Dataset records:
══════════

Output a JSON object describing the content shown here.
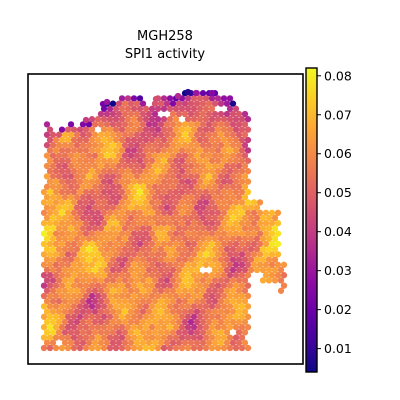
{
  "chart_data": {
    "type": "heatmap",
    "title_line1": "MGH258",
    "title_line2": "SPI1 activity",
    "xlabel": "",
    "ylabel": "",
    "colormap": "plasma",
    "color_range": [
      0.004,
      0.082
    ],
    "colorbar_ticks": [
      0.01,
      0.02,
      0.03,
      0.04,
      0.05,
      0.06,
      0.07,
      0.08
    ],
    "colorbar_tick_labels": [
      "0.01",
      "0.02",
      "0.03",
      "0.04",
      "0.05",
      "0.06",
      "0.07",
      "0.08"
    ],
    "axes_ticks_visible": false,
    "typical_value_range": [
      0.035,
      0.075
    ]
  }
}
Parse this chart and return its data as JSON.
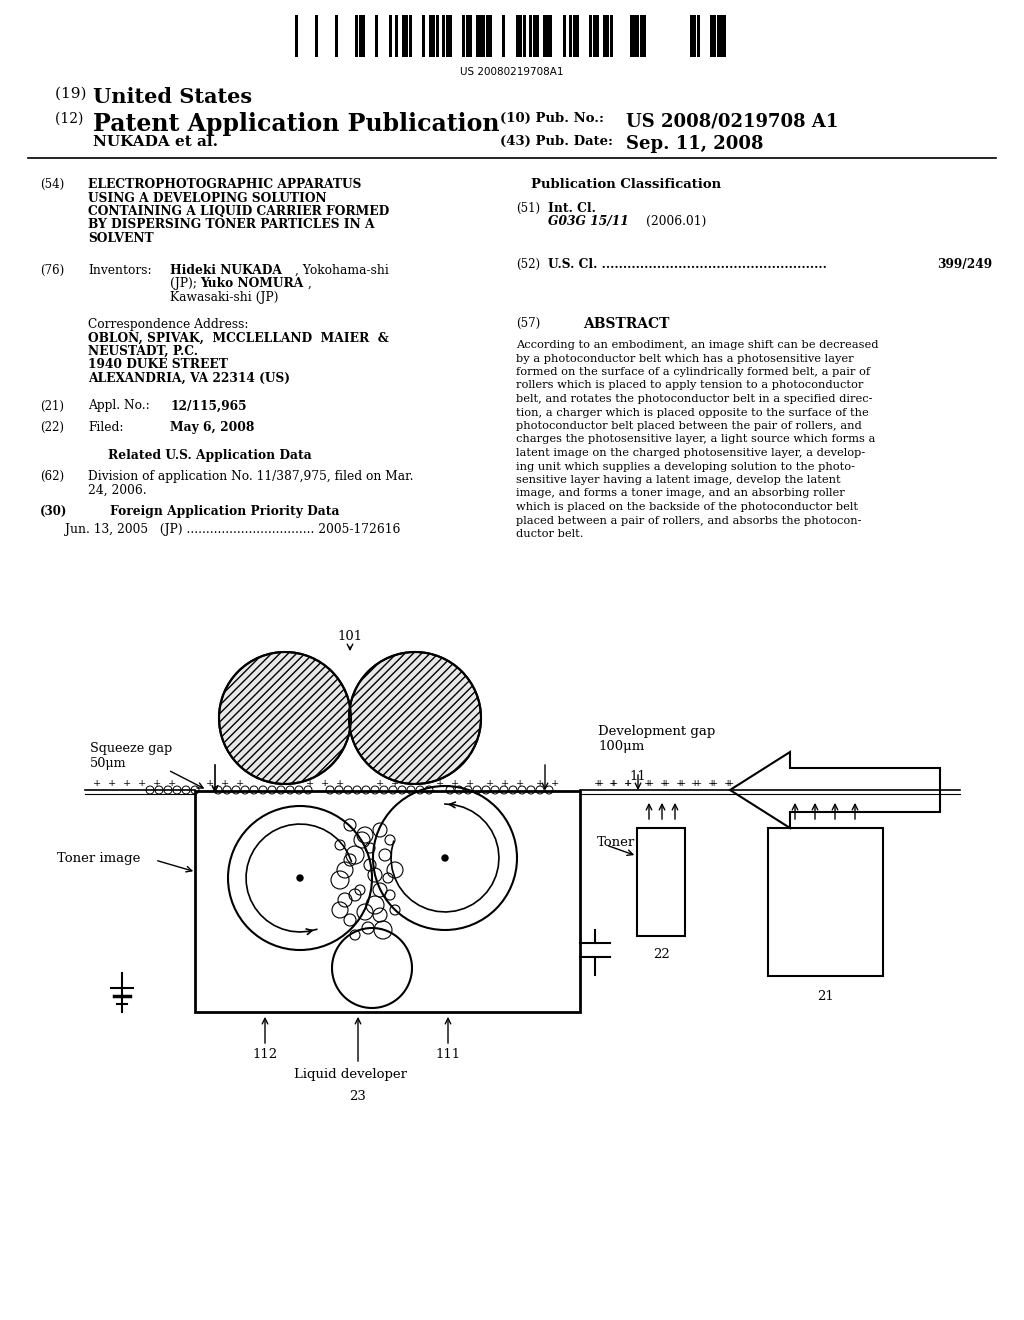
{
  "bg_color": "#ffffff",
  "barcode_text": "US 20080219708A1",
  "title_19": "(19) United States",
  "title_12_prefix": "(12) ",
  "title_12_main": "Patent Application Publication",
  "pub_no_label": "(10) Pub. No.:",
  "pub_no": "US 2008/0219708 A1",
  "pub_date_label": "(43) Pub. Date:",
  "pub_date": "Sep. 11, 2008",
  "nukada_label": "NUKADA et al.",
  "section54_num": "(54)",
  "section54_title_lines": [
    "ELECTROPHOTOGRAPHIC APPARATUS",
    "USING A DEVELOPING SOLUTION",
    "CONTAINING A LIQUID CARRIER FORMED",
    "BY DISPERSING TONER PARTICLES IN A",
    "SOLVENT"
  ],
  "section76_num": "(76)",
  "section76_label": "Inventors:",
  "section76_name1": "Hideki NUKADA",
  "section76_name1_rest": ", Yokohama-shi",
  "section76_line2": "(JP); ",
  "section76_name2": "Yuko NOMURA",
  "section76_name2_rest": ",",
  "section76_line3": "Kawasaki-shi (JP)",
  "corr_label": "Correspondence Address:",
  "corr_line1": "OBLON, SPIVAK,  MCCLELLAND  MAIER  &",
  "corr_line2": "NEUSTADT, P.C.",
  "corr_line3": "1940 DUKE STREET",
  "corr_line4": "ALEXANDRIA, VA 22314 (US)",
  "section21_num": "(21)",
  "section21_label": "Appl. No.:",
  "section21_val": "12/115,965",
  "section22_num": "(22)",
  "section22_label": "Filed:",
  "section22_val": "May 6, 2008",
  "related_header": "Related U.S. Application Data",
  "section62_num": "(62)",
  "section62_line1": "Division of application No. 11/387,975, filed on Mar.",
  "section62_line2": "24, 2006.",
  "section30_num": "(30)",
  "section30_label": "Foreign Application Priority Data",
  "section30_text": "Jun. 13, 2005   (JP) ................................. 2005-172616",
  "pub_class_header": "Publication Classification",
  "section51_num": "(51)",
  "section51_label": "Int. Cl.",
  "section51_class": "G03G 15/11",
  "section51_year": "(2006.01)",
  "section52_num": "(52)",
  "section52_label": "U.S. Cl. .....................................................",
  "section52_val": "399/249",
  "section57_num": "(57)",
  "section57_header": "ABSTRACT",
  "abstract_lines": [
    "According to an embodiment, an image shift can be decreased",
    "by a photoconductor belt which has a photosensitive layer",
    "formed on the surface of a cylindrically formed belt, a pair of",
    "rollers which is placed to apply tension to a photoconductor",
    "belt, and rotates the photoconductor belt in a specified direc-",
    "tion, a charger which is placed opposite to the surface of the",
    "photoconductor belt placed between the pair of rollers, and",
    "charges the photosensitive layer, a light source which forms a",
    "latent image on the charged photosensitive layer, a develop-",
    "ing unit which supplies a developing solution to the photo-",
    "sensitive layer having a latent image, develop the latent",
    "image, and forms a toner image, and an absorbing roller",
    "which is placed on the backside of the photoconductor belt",
    "placed between a pair of rollers, and absorbs the photocon-",
    "ductor belt."
  ],
  "diag_squeeze_label": "Squeeze gap",
  "diag_squeeze_val": "50μm",
  "diag_devgap_label": "Development gap",
  "diag_devgap_val": "100μm",
  "diag_toner_image": "Toner image",
  "diag_toner": "Toner",
  "diag_liq_dev": "Liquid developer",
  "diag_101": "101",
  "diag_11": "11",
  "diag_21": "21",
  "diag_22": "22",
  "diag_23": "23",
  "diag_111": "111",
  "diag_112": "112"
}
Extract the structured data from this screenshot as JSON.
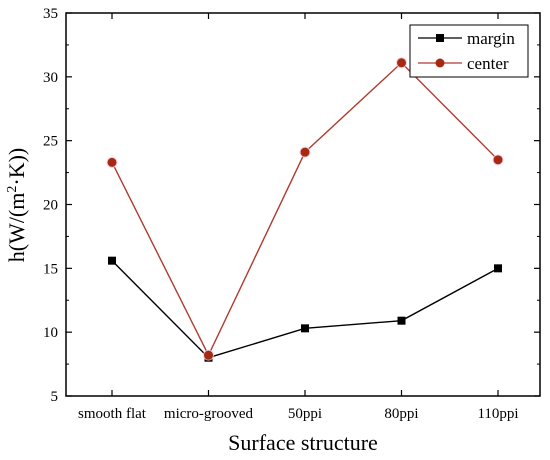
{
  "chart_data": {
    "type": "line",
    "title": "",
    "xlabel": "Surface structure",
    "ylabel": "h(W/(m²·K))",
    "ylabel_parts": {
      "prefix": "h(W/(m",
      "sup": "2",
      "suffix": "·K))"
    },
    "categories": [
      "smooth flat",
      "micro-grooved",
      "50ppi",
      "80ppi",
      "110ppi"
    ],
    "y_ticks": [
      5,
      10,
      15,
      20,
      25,
      30,
      35
    ],
    "y_tick_labels": [
      "5",
      "10",
      "15",
      "20",
      "25",
      "30",
      "35"
    ],
    "ylim": [
      5,
      35
    ],
    "grid": false,
    "legend_position": "top-right",
    "series": [
      {
        "name": "margin",
        "values": [
          15.6,
          8.0,
          10.3,
          10.9,
          15.0
        ],
        "color": "#000000",
        "marker_color": "#000000",
        "marker": "square"
      },
      {
        "name": "center",
        "values": [
          23.3,
          8.2,
          24.1,
          31.1,
          23.5
        ],
        "color": "#b03a2e",
        "marker_color": "#a52a10",
        "marker": "circle"
      }
    ]
  }
}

══════════

Go through the entries above and print each one exactly, minus the pictures.

== Written response ==
Output a JSON object describing the content shown here.
{
  "chart_data": {
    "type": "heatmap",
    "title_line1": "MGH258",
    "title_line2": "SPI1 activity",
    "xlabel": "",
    "ylabel": "",
    "colormap": "plasma",
    "color_range": [
      0.004,
      0.082
    ],
    "colorbar_ticks": [
      0.01,
      0.02,
      0.03,
      0.04,
      0.05,
      0.06,
      0.07,
      0.08
    ],
    "colorbar_tick_labels": [
      "0.01",
      "0.02",
      "0.03",
      "0.04",
      "0.05",
      "0.06",
      "0.07",
      "0.08"
    ],
    "axes_ticks_visible": false,
    "typical_value_range": [
      0.035,
      0.075
    ]
  }
}
Parse this chart and return its data as JSON.
{
  "bg_color": "#ffffff",
  "barcode_text": "US 20080219708A1",
  "title_19": "(19) United States",
  "title_12_prefix": "(12) ",
  "title_12_main": "Patent Application Publication",
  "pub_no_label": "(10) Pub. No.:",
  "pub_no": "US 2008/0219708 A1",
  "pub_date_label": "(43) Pub. Date:",
  "pub_date": "Sep. 11, 2008",
  "nukada_label": "NUKADA et al.",
  "section54_num": "(54)",
  "section54_title_lines": [
    "ELECTROPHOTOGRAPHIC APPARATUS",
    "USING A DEVELOPING SOLUTION",
    "CONTAINING A LIQUID CARRIER FORMED",
    "BY DISPERSING TONER PARTICLES IN A",
    "SOLVENT"
  ],
  "section76_num": "(76)",
  "section76_label": "Inventors:",
  "section76_name1": "Hideki NUKADA",
  "section76_name1_rest": ", Yokohama-shi",
  "section76_line2": "(JP); ",
  "section76_name2": "Yuko NOMURA",
  "section76_name2_rest": ",",
  "section76_line3": "Kawasaki-shi (JP)",
  "corr_label": "Correspondence Address:",
  "corr_line1": "OBLON, SPIVAK,  MCCLELLAND  MAIER  &",
  "corr_line2": "NEUSTADT, P.C.",
  "corr_line3": "1940 DUKE STREET",
  "corr_line4": "ALEXANDRIA, VA 22314 (US)",
  "section21_num": "(21)",
  "section21_label": "Appl. No.:",
  "section21_val": "12/115,965",
  "section22_num": "(22)",
  "section22_label": "Filed:",
  "section22_val": "May 6, 2008",
  "related_header": "Related U.S. Application Data",
  "section62_num": "(62)",
  "section62_line1": "Division of application No. 11/387,975, filed on Mar.",
  "section62_line2": "24, 2006.",
  "section30_num": "(30)",
  "section30_label": "Foreign Application Priority Data",
  "section30_text": "Jun. 13, 2005   (JP) ................................. 2005-172616",
  "pub_class_header": "Publication Classification",
  "section51_num": "(51)",
  "section51_label": "Int. Cl.",
  "section51_class": "G03G 15/11",
  "section51_year": "(2006.01)",
  "section52_num": "(52)",
  "section52_label": "U.S. Cl. .....................................................",
  "section52_val": "399/249",
  "section57_num": "(57)",
  "section57_header": "ABSTRACT",
  "abstract_lines": [
    "According to an embodiment, an image shift can be decreased",
    "by a photoconductor belt which has a photosensitive layer",
    "formed on the surface of a cylindrically formed belt, a pair of",
    "rollers which is placed to apply tension to a photoconductor",
    "belt, and rotates the photoconductor belt in a specified direc-",
    "tion, a charger which is placed opposite to the surface of the",
    "photoconductor belt placed between the pair of rollers, and",
    "charges the photosensitive layer, a light source which forms a",
    "latent image on the charged photosensitive layer, a develop-",
    "ing unit which supplies a developing solution to the photo-",
    "sensitive layer having a latent image, develop the latent",
    "image, and forms a toner image, and an absorbing roller",
    "which is placed on the backside of the photoconductor belt",
    "placed between a pair of rollers, and absorbs the photocon-",
    "ductor belt."
  ],
  "diag_squeeze_label": "Squeeze gap",
  "diag_squeeze_val": "50μm",
  "diag_devgap_label": "Development gap",
  "diag_devgap_val": "100μm",
  "diag_toner_image": "Toner image",
  "diag_toner": "Toner",
  "diag_liq_dev": "Liquid developer",
  "diag_101": "101",
  "diag_11": "11",
  "diag_21": "21",
  "diag_22": "22",
  "diag_23": "23",
  "diag_111": "111",
  "diag_112": "112"
}
Extract the structured data from this screenshot as JSON.
{
  "chart_data": {
    "type": "line",
    "title": "",
    "xlabel": "Surface structure",
    "ylabel": "h(W/(m²·K))",
    "ylabel_parts": {
      "prefix": "h(W/(m",
      "sup": "2",
      "suffix": "·K))"
    },
    "categories": [
      "smooth flat",
      "micro-grooved",
      "50ppi",
      "80ppi",
      "110ppi"
    ],
    "y_ticks": [
      5,
      10,
      15,
      20,
      25,
      30,
      35
    ],
    "y_tick_labels": [
      "5",
      "10",
      "15",
      "20",
      "25",
      "30",
      "35"
    ],
    "ylim": [
      5,
      35
    ],
    "grid": false,
    "legend_position": "top-right",
    "series": [
      {
        "name": "margin",
        "values": [
          15.6,
          8.0,
          10.3,
          10.9,
          15.0
        ],
        "color": "#000000",
        "marker_color": "#000000",
        "marker": "square"
      },
      {
        "name": "center",
        "values": [
          23.3,
          8.2,
          24.1,
          31.1,
          23.5
        ],
        "color": "#b03a2e",
        "marker_color": "#a52a10",
        "marker": "circle"
      }
    ]
  }
}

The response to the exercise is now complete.